## Your objective
Please copy the lines of the records below, from the line containing "chart-title-line: Used 00" through the line containing "437, 383, 453]", inclusive.

## Listed records
--- BEGIN ---

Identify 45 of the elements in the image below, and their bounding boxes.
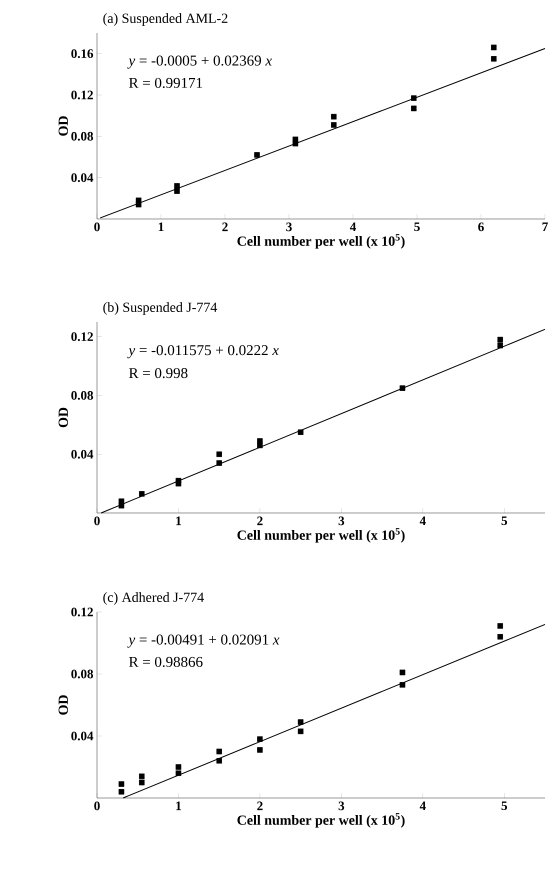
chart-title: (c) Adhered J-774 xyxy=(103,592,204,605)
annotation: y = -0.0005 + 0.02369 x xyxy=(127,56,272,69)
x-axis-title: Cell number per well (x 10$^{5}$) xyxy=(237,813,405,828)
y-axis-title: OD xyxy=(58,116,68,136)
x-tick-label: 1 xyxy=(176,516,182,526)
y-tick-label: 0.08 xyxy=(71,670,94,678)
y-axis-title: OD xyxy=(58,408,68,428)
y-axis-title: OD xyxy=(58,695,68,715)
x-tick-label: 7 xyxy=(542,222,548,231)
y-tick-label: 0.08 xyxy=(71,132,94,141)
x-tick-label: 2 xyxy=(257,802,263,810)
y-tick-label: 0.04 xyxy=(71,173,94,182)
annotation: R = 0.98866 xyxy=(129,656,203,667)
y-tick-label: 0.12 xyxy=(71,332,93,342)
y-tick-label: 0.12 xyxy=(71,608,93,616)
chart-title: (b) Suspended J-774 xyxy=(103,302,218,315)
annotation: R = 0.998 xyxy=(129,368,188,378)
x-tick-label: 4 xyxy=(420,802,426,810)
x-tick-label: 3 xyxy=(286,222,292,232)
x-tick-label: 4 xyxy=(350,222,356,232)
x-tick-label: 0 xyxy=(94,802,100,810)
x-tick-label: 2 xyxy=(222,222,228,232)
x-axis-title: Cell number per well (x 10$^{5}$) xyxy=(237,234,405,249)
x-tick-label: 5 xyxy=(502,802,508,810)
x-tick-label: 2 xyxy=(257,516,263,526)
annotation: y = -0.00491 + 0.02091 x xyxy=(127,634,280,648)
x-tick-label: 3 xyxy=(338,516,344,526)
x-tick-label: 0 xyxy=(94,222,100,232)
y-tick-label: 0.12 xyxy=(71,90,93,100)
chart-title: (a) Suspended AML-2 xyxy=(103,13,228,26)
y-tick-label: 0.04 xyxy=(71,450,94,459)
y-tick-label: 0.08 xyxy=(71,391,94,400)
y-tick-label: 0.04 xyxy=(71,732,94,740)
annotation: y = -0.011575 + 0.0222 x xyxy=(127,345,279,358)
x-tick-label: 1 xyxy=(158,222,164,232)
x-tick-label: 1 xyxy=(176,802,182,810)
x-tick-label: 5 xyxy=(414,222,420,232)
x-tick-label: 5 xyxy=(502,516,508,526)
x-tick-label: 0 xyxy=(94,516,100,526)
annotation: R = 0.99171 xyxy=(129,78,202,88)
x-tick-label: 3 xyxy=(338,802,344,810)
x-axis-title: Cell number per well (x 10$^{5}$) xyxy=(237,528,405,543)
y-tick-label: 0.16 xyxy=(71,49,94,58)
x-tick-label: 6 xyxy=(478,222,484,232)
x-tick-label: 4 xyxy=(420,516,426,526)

--- END ---
--- BEGIN ---

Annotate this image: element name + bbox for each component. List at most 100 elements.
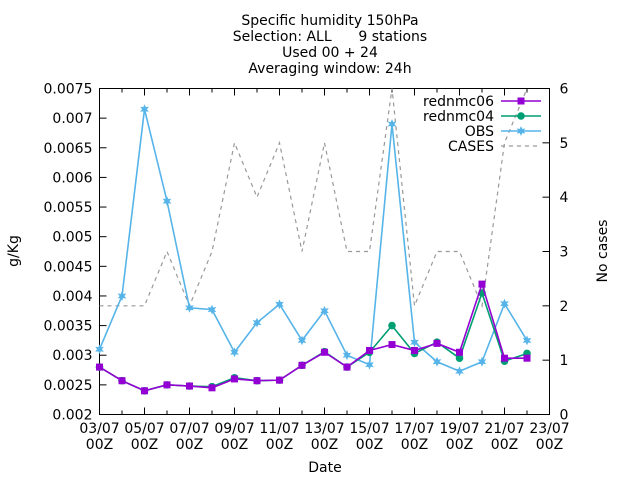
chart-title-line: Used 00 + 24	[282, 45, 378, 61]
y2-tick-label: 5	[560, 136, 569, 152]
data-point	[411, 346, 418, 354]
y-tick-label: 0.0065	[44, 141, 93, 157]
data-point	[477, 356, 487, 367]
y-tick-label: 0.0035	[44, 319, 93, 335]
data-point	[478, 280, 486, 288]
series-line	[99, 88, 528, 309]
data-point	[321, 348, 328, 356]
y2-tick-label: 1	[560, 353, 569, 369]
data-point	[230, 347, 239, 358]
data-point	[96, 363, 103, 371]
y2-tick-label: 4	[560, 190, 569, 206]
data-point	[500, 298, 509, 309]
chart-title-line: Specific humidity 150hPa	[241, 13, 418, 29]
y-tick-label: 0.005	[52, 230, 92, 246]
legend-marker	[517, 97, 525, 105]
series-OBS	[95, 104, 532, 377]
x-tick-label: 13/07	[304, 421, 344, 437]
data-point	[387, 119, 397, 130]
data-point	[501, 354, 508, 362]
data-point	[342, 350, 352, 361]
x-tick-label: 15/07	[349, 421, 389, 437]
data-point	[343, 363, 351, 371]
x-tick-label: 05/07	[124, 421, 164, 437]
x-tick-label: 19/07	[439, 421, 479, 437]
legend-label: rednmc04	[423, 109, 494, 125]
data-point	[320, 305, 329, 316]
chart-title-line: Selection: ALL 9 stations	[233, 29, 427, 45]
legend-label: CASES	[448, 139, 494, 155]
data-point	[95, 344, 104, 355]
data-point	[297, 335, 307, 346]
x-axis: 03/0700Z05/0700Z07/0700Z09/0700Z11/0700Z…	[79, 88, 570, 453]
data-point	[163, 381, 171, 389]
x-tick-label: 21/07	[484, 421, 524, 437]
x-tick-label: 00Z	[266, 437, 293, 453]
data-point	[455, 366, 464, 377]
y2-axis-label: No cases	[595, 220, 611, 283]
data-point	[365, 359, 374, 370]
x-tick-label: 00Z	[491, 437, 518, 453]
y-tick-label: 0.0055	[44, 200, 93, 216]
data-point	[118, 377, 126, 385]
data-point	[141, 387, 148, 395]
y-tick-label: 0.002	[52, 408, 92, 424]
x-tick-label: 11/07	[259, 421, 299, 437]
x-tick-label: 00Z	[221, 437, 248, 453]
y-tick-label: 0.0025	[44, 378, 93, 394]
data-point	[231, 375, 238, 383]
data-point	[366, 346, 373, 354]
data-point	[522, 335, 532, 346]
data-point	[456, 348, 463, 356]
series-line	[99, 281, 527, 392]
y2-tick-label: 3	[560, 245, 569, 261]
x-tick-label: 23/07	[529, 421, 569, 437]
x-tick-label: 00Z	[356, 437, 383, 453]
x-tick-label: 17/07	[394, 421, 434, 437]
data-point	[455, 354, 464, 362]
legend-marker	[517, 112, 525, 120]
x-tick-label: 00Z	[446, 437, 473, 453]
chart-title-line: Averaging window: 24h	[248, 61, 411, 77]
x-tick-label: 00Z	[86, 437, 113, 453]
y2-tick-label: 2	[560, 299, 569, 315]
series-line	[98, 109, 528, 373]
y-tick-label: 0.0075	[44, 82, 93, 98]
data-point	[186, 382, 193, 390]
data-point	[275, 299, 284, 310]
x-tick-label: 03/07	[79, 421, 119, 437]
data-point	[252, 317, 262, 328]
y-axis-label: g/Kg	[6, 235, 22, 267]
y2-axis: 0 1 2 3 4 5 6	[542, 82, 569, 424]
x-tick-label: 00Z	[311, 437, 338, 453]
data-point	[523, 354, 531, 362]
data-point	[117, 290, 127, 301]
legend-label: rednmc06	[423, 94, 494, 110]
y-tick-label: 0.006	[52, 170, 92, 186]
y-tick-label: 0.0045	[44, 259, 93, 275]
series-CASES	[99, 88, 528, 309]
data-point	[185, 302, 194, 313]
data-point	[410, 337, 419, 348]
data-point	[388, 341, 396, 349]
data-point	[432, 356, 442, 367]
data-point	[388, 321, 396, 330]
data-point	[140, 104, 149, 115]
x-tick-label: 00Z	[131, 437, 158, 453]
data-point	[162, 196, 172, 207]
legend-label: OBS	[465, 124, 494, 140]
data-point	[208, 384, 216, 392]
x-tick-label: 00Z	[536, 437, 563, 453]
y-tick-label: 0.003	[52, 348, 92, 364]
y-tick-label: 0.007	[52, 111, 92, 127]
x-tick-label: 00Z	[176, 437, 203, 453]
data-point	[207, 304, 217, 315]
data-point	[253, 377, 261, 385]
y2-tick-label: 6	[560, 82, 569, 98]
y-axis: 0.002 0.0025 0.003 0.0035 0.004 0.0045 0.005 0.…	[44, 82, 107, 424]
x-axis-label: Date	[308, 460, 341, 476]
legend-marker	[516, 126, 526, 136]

--- END ---
--- BEGIN ---

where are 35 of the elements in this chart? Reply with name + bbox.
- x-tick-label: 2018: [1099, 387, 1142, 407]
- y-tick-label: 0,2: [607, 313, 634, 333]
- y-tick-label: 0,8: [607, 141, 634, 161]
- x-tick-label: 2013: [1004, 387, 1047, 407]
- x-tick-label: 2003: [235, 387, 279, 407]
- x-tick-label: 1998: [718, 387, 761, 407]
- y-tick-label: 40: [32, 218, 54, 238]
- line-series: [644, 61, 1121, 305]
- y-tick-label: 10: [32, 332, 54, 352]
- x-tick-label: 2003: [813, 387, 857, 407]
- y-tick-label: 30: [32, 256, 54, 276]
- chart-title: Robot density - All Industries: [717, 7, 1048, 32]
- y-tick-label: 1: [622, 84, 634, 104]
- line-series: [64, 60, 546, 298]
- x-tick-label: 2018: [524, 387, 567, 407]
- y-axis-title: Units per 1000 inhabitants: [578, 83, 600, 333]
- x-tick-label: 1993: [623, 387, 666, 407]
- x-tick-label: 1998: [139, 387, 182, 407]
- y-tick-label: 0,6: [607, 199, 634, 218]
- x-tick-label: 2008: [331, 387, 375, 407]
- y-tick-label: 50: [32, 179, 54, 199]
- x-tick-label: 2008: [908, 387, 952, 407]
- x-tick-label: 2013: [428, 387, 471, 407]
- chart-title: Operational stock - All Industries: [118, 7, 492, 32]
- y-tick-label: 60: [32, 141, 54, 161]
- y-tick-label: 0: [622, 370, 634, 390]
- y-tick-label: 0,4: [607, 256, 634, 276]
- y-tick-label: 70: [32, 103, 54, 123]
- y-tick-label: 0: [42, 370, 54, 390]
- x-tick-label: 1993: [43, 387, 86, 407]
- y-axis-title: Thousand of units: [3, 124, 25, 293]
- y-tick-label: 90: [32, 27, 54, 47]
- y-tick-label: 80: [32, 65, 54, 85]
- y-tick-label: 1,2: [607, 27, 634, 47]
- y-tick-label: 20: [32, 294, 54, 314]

--- END ---

## Reply to the task
chart-title-line: Used 00 + 24	[282, 45, 378, 61]
y2-tick-label: 5	[560, 136, 569, 152]
data-point	[411, 346, 418, 354]
y-tick-label: 0.0065	[44, 141, 93, 157]
data-point	[477, 356, 487, 367]
y-tick-label: 0.0035	[44, 319, 93, 335]
data-point	[478, 280, 486, 288]
series-line	[99, 88, 528, 309]
data-point	[321, 348, 328, 356]
y2-tick-label: 1	[560, 353, 569, 369]
data-point	[230, 347, 239, 358]
data-point	[96, 363, 103, 371]
y2-tick-label: 4	[560, 190, 569, 206]
data-point	[500, 298, 509, 309]
chart-title-line: Specific humidity 150hPa	[241, 13, 418, 29]
y-tick-label: 0.005	[52, 230, 92, 246]
legend-marker	[517, 97, 525, 105]
series-OBS	[95, 104, 532, 377]
x-tick-label: 13/07	[304, 421, 344, 437]
data-point	[387, 119, 397, 130]
data-point	[501, 354, 508, 362]
data-point	[342, 350, 352, 361]
x-tick-label: 15/07	[349, 421, 389, 437]
data-point	[343, 363, 351, 371]
x-tick-label: 05/07	[124, 421, 164, 437]
x-tick-label: 19/07	[439, 421, 479, 437]
legend-label: rednmc04	[423, 109, 494, 125]
data-point	[320, 305, 329, 316]
chart-title-line: Selection: ALL 9 stations	[233, 29, 427, 45]
legend-label: CASES	[448, 139, 494, 155]
data-point	[95, 344, 104, 355]
data-point	[297, 335, 307, 346]
x-axis: 03/0700Z05/0700Z07/0700Z09/0700Z11/0700Z…	[79, 88, 570, 453]
data-point	[163, 381, 171, 389]
x-tick-label: 21/07	[484, 421, 524, 437]
x-tick-label: 00Z	[266, 437, 293, 453]
data-point	[455, 366, 464, 377]
y2-axis-label: No cases	[595, 220, 611, 283]
data-point	[365, 359, 374, 370]
x-tick-label: 00Z	[491, 437, 518, 453]
y-tick-label: 0.0055	[44, 200, 93, 216]
data-point	[118, 377, 126, 385]
data-point	[141, 387, 148, 395]
y-tick-label: 0.002	[52, 408, 92, 424]
x-tick-label: 11/07	[259, 421, 299, 437]
x-tick-label: 00Z	[221, 437, 248, 453]
y-tick-label: 0.0025	[44, 378, 93, 394]
data-point	[231, 375, 238, 383]
data-point	[366, 346, 373, 354]
data-point	[522, 335, 532, 346]
data-point	[456, 348, 463, 356]
series-line	[99, 281, 527, 392]
y2-tick-label: 3	[560, 245, 569, 261]
x-tick-label: 23/07	[529, 421, 569, 437]
x-tick-label: 00Z	[356, 437, 383, 453]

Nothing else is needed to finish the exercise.